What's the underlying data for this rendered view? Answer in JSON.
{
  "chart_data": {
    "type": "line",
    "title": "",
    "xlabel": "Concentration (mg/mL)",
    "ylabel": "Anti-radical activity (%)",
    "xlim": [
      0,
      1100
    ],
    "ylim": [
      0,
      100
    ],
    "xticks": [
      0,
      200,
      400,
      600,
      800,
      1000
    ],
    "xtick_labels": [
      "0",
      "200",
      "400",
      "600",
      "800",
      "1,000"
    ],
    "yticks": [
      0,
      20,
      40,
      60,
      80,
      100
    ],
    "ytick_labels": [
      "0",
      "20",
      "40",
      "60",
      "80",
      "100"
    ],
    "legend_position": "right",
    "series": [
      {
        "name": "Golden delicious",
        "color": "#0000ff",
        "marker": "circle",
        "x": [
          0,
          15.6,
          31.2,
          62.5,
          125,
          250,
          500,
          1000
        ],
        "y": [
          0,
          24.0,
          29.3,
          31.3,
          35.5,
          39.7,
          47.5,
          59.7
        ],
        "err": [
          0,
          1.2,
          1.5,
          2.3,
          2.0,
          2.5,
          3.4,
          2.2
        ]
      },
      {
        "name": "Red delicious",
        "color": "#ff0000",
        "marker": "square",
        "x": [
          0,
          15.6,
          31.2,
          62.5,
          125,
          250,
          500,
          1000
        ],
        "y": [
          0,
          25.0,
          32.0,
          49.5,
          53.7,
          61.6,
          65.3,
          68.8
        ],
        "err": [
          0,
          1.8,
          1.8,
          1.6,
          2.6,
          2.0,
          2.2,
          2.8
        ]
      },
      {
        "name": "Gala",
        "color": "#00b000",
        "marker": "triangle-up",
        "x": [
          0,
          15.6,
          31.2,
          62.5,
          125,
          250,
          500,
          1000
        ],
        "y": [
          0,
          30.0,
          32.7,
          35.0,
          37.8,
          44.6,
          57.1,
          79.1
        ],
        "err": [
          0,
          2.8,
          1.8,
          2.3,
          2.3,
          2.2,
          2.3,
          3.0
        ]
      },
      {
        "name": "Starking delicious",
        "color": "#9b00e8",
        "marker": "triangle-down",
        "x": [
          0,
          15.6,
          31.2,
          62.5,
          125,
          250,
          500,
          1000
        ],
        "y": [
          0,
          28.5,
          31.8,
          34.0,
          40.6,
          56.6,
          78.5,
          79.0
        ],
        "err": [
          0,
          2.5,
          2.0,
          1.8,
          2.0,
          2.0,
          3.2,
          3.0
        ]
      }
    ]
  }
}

....

What to do
Copy out each record from above, exactly.

Result
What's the underlying data for this rendered view? Answer in JSON.
{
  "chart_data": {
    "type": "line",
    "title": "",
    "xlabel": "Concentration (mg/mL)",
    "ylabel": "Anti-radical activity (%)",
    "xlim": [
      0,
      1100
    ],
    "ylim": [
      0,
      100
    ],
    "xticks": [
      0,
      200,
      400,
      600,
      800,
      1000
    ],
    "xtick_labels": [
      "0",
      "200",
      "400",
      "600",
      "800",
      "1,000"
    ],
    "yticks": [
      0,
      20,
      40,
      60,
      80,
      100
    ],
    "ytick_labels": [
      "0",
      "20",
      "40",
      "60",
      "80",
      "100"
    ],
    "legend_position": "right",
    "series": [
      {
        "name": "Golden delicious",
        "color": "#0000ff",
        "marker": "circle",
        "x": [
          0,
          15.6,
          31.2,
          62.5,
          125,
          250,
          500,
          1000
        ],
        "y": [
          0,
          24.0,
          29.3,
          31.3,
          35.5,
          39.7,
          47.5,
          59.7
        ],
        "err": [
          0,
          1.2,
          1.5,
          2.3,
          2.0,
          2.5,
          3.4,
          2.2
        ]
      },
      {
        "name": "Red delicious",
        "color": "#ff0000",
        "marker": "square",
        "x": [
          0,
          15.6,
          31.2,
          62.5,
          125,
          250,
          500,
          1000
        ],
        "y": [
          0,
          25.0,
          32.0,
          49.5,
          53.7,
          61.6,
          65.3,
          68.8
        ],
        "err": [
          0,
          1.8,
          1.8,
          1.6,
          2.6,
          2.0,
          2.2,
          2.8
        ]
      },
      {
        "name": "Gala",
        "color": "#00b000",
        "marker": "triangle-up",
        "x": [
          0,
          15.6,
          31.2,
          62.5,
          125,
          250,
          500,
          1000
        ],
        "y": [
          0,
          30.0,
          32.7,
          35.0,
          37.8,
          44.6,
          57.1,
          79.1
        ],
        "err": [
          0,
          2.8,
          1.8,
          2.3,
          2.3,
          2.2,
          2.3,
          3.0
        ]
      },
      {
        "name": "Starking delicious",
        "color": "#9b00e8",
        "marker": "triangle-down",
        "x": [
          0,
          15.6,
          31.2,
          62.5,
          125,
          250,
          500,
          1000
        ],
        "y": [
          0,
          28.5,
          31.8,
          34.0,
          40.6,
          56.6,
          78.5,
          79.0
        ],
        "err": [
          0,
          2.5,
          2.0,
          1.8,
          2.0,
          2.0,
          3.2,
          3.0
        ]
      }
    ]
  }
}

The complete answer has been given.